▸ Task requirements: The listing below is to be output in its exact form.

-- Start Data shown --

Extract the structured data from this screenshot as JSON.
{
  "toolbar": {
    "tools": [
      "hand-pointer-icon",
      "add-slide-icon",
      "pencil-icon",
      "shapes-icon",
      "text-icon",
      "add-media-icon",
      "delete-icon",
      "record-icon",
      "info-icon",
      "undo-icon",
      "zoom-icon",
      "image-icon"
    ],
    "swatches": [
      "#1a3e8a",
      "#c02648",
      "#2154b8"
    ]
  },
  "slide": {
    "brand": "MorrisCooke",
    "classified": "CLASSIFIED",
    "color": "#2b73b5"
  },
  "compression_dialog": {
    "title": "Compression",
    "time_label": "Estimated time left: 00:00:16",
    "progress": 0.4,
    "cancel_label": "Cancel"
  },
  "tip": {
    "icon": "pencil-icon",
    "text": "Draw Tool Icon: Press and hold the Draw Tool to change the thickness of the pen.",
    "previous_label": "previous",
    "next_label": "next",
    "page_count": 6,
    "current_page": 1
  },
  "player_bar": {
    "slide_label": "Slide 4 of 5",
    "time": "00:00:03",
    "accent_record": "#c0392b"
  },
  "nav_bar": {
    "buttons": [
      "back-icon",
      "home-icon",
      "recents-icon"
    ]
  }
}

-- End Data shown --

▸ Full solution:
Extract the structured data from this screenshot as JSON.
{
  "toolbar": {
    "tools": [
      "hand-pointer-icon",
      "add-slide-icon",
      "pencil-icon",
      "shapes-icon",
      "text-icon",
      "add-media-icon",
      "delete-icon",
      "record-icon",
      "info-icon",
      "undo-icon",
      "zoom-icon",
      "image-icon"
    ],
    "swatches": [
      "#1a3e8a",
      "#c02648",
      "#2154b8"
    ]
  },
  "slide": {
    "brand": "MorrisCooke",
    "classified": "CLASSIFIED",
    "color": "#2b73b5"
  },
  "compression_dialog": {
    "title": "Compression",
    "time_label": "Estimated time left: 00:00:16",
    "progress": 0.4,
    "cancel_label": "Cancel"
  },
  "tip": {
    "icon": "pencil-icon",
    "text": "Draw Tool Icon: Press and hold the Draw Tool to change the thickness of the pen.",
    "previous_label": "previous",
    "next_label": "next",
    "page_count": 6,
    "current_page": 1
  },
  "player_bar": {
    "slide_label": "Slide 4 of 5",
    "time": "00:00:03",
    "accent_record": "#c0392b"
  },
  "nav_bar": {
    "buttons": [
      "back-icon",
      "home-icon",
      "recents-icon"
    ]
  }
}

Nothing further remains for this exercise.